Given information:
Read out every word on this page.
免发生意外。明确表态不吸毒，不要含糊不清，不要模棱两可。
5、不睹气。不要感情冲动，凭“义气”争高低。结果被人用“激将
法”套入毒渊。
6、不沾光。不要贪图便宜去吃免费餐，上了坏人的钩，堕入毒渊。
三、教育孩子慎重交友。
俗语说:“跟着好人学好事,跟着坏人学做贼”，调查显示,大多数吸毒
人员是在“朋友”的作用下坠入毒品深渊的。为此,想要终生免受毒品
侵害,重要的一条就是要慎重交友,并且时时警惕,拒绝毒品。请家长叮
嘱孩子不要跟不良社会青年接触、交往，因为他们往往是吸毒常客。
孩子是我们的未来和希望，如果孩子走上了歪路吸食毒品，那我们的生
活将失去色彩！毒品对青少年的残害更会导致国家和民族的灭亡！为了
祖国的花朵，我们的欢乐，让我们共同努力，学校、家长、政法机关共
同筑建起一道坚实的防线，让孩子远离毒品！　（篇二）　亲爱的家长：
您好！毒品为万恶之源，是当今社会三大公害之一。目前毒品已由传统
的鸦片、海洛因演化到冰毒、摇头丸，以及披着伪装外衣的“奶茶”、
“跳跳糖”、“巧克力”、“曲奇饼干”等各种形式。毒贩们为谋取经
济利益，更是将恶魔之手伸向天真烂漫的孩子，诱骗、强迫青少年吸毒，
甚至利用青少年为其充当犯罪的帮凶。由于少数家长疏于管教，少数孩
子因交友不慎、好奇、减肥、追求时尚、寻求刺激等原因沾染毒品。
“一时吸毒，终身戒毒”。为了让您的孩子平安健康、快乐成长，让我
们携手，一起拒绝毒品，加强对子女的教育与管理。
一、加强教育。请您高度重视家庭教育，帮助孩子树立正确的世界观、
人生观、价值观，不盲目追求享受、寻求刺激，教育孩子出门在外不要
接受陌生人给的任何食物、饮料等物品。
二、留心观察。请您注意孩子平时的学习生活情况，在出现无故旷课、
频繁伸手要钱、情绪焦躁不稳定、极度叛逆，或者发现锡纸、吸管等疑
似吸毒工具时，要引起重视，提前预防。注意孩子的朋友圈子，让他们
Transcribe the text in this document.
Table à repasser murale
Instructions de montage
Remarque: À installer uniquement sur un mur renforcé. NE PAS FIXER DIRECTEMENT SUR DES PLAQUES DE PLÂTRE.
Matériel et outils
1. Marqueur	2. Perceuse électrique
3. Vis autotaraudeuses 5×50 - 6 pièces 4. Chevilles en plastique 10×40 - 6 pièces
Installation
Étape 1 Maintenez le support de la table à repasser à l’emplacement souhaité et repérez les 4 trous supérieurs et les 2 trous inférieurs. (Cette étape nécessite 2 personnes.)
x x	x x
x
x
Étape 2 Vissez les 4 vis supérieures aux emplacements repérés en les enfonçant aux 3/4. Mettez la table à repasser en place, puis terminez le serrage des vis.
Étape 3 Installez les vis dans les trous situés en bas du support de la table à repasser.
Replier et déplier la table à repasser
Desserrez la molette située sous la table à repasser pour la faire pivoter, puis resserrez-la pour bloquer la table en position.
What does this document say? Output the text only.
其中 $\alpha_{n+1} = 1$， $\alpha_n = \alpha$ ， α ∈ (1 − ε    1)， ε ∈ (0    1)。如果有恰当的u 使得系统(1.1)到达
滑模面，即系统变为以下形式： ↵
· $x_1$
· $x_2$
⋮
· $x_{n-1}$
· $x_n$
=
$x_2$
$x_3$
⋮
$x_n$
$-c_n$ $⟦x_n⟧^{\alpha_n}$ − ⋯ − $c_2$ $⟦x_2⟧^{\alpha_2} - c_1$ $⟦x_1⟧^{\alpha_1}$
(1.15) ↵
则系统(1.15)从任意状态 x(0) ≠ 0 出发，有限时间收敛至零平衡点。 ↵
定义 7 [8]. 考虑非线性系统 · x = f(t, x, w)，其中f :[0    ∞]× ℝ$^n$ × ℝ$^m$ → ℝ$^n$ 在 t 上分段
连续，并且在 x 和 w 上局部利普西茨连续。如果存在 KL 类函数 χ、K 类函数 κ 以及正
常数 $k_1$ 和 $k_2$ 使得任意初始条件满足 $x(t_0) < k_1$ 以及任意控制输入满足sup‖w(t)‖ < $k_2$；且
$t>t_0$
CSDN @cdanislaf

Required task:
Your task is to reproduce all of the records exactly.

Response below:
Read out every word on this page.
免发生意外。明确表态不吸毒，不要含糊不清，不要模棱两可。
5、不睹气。不要感情冲动，凭“义气”争高低。结果被人用“激将
法”套入毒渊。
6、不沾光。不要贪图便宜去吃免费餐，上了坏人的钩，堕入毒渊。
三、教育孩子慎重交友。
俗语说:“跟着好人学好事,跟着坏人学做贼”，调查显示,大多数吸毒
人员是在“朋友”的作用下坠入毒品深渊的。为此,想要终生免受毒品
侵害,重要的一条就是要慎重交友,并且时时警惕,拒绝毒品。请家长叮
嘱孩子不要跟不良社会青年接触、交往，因为他们往往是吸毒常客。
孩子是我们的未来和希望，如果孩子走上了歪路吸食毒品，那我们的生
活将失去色彩！毒品对青少年的残害更会导致国家和民族的灭亡！为了
祖国的花朵，我们的欢乐，让我们共同努力，学校、家长、政法机关共
同筑建起一道坚实的防线，让孩子远离毒品！　（篇二）　亲爱的家长：
您好！毒品为万恶之源，是当今社会三大公害之一。目前毒品已由传统
的鸦片、海洛因演化到冰毒、摇头丸，以及披着伪装外衣的“奶茶”、
“跳跳糖”、“巧克力”、“曲奇饼干”等各种形式。毒贩们为谋取经
济利益，更是将恶魔之手伸向天真烂漫的孩子，诱骗、强迫青少年吸毒，
甚至利用青少年为其充当犯罪的帮凶。由于少数家长疏于管教，少数孩
子因交友不慎、好奇、减肥、追求时尚、寻求刺激等原因沾染毒品。
“一时吸毒，终身戒毒”。为了让您的孩子平安健康、快乐成长，让我
们携手，一起拒绝毒品，加强对子女的教育与管理。
一、加强教育。请您高度重视家庭教育，帮助孩子树立正确的世界观、
人生观、价值观，不盲目追求享受、寻求刺激，教育孩子出门在外不要
接受陌生人给的任何食物、饮料等物品。
二、留心观察。请您注意孩子平时的学习生活情况，在出现无故旷课、
频繁伸手要钱、情绪焦躁不稳定、极度叛逆，或者发现锡纸、吸管等疑
似吸毒工具时，要引起重视，提前预防。注意孩子的朋友圈子，让他们
Transcribe the text in this document.
Table à repasser murale
Instructions de montage
Remarque: À installer uniquement sur un mur renforcé. NE PAS FIXER DIRECTEMENT SUR DES PLAQUES DE PLÂTRE.
Matériel et outils
1. Marqueur	2. Perceuse électrique
3. Vis autotaraudeuses 5×50 - 6 pièces 4. Chevilles en plastique 10×40 - 6 pièces
Installation
Étape 1 Maintenez le support de la table à repasser à l’emplacement souhaité et repérez les 4 trous supérieurs et les 2 trous inférieurs. (Cette étape nécessite 2 personnes.)
x x	x x
x
x
Étape 2 Vissez les 4 vis supérieures aux emplacements repérés en les enfonçant aux 3/4. Mettez la table à repasser en place, puis terminez le serrage des vis.
Étape 3 Installez les vis dans les trous situés en bas du support de la table à repasser.
Replier et déplier la table à repasser
Desserrez la molette située sous la table à repasser pour la faire pivoter, puis resserrez-la pour bloquer la table en position.
What does this document say? Output the text only.
其中 $\alpha_{n+1} = 1$， $\alpha_n = \alpha$ ， α ∈ (1 − ε    1)， ε ∈ (0    1)。如果有恰当的u 使得系统(1.1)到达
滑模面，即系统变为以下形式： ↵
· $x_1$
· $x_2$
⋮
· $x_{n-1}$
· $x_n$
=
$x_2$
$x_3$
⋮
$x_n$
$-c_n$ $⟦x_n⟧^{\alpha_n}$ − ⋯ − $c_2$ $⟦x_2⟧^{\alpha_2} - c_1$ $⟦x_1⟧^{\alpha_1}$
(1.15) ↵
则系统(1.15)从任意状态 x(0) ≠ 0 出发，有限时间收敛至零平衡点。 ↵
定义 7 [8]. 考虑非线性系统 · x = f(t, x, w)，其中f :[0    ∞]× ℝ$^n$ × ℝ$^m$ → ℝ$^n$ 在 t 上分段
连续，并且在 x 和 w 上局部利普西茨连续。如果存在 KL 类函数 χ、K 类函数 κ 以及正
常数 $k_1$ 和 $k_2$ 使得任意初始条件满足 $x(t_0) < k_1$ 以及任意控制输入满足sup‖w(t)‖ < $k_2$；且
$t>t_0$
CSDN @cdanislaf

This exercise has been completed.